§ DIRECTION
Check each line of the listing below for the string "engaged", and copy the ones that have it.

-- Begin EXTRACTED RECORDS --

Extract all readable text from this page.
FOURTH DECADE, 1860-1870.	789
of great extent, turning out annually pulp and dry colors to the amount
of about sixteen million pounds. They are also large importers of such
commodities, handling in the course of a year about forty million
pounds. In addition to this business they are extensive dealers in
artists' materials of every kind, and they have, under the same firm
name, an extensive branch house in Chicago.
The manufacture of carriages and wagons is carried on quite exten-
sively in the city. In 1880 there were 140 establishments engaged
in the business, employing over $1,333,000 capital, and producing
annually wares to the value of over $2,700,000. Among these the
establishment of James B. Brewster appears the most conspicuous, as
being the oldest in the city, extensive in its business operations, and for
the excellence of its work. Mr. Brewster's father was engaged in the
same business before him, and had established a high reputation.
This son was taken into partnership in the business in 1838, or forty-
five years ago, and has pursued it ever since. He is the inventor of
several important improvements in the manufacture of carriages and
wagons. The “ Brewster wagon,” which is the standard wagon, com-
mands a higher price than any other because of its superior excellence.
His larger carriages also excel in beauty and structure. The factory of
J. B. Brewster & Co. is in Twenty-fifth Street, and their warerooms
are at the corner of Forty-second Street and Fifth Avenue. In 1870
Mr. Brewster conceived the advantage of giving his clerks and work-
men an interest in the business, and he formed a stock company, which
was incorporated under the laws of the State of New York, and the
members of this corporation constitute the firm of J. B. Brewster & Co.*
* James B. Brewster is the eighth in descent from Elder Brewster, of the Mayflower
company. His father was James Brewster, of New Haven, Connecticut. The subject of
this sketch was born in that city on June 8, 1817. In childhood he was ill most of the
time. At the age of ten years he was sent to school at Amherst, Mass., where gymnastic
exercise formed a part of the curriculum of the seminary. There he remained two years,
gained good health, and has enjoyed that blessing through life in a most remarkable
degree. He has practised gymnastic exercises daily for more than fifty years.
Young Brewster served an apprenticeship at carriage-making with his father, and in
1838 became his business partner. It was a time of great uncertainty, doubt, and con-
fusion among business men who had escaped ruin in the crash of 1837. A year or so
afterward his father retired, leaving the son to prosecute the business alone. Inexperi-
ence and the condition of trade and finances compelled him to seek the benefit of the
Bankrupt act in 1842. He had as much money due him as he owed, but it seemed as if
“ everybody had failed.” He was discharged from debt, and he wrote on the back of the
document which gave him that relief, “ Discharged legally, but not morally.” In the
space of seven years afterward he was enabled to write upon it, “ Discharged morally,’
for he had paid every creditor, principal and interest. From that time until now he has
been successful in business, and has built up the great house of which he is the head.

-- End EXTRACTED RECORDS --

§ SOLUTION TO THIS TASK
sively in the city. In 1880 there were 140 establishments engaged
the excellence of its work. Mr. Brewster's father was engaged in the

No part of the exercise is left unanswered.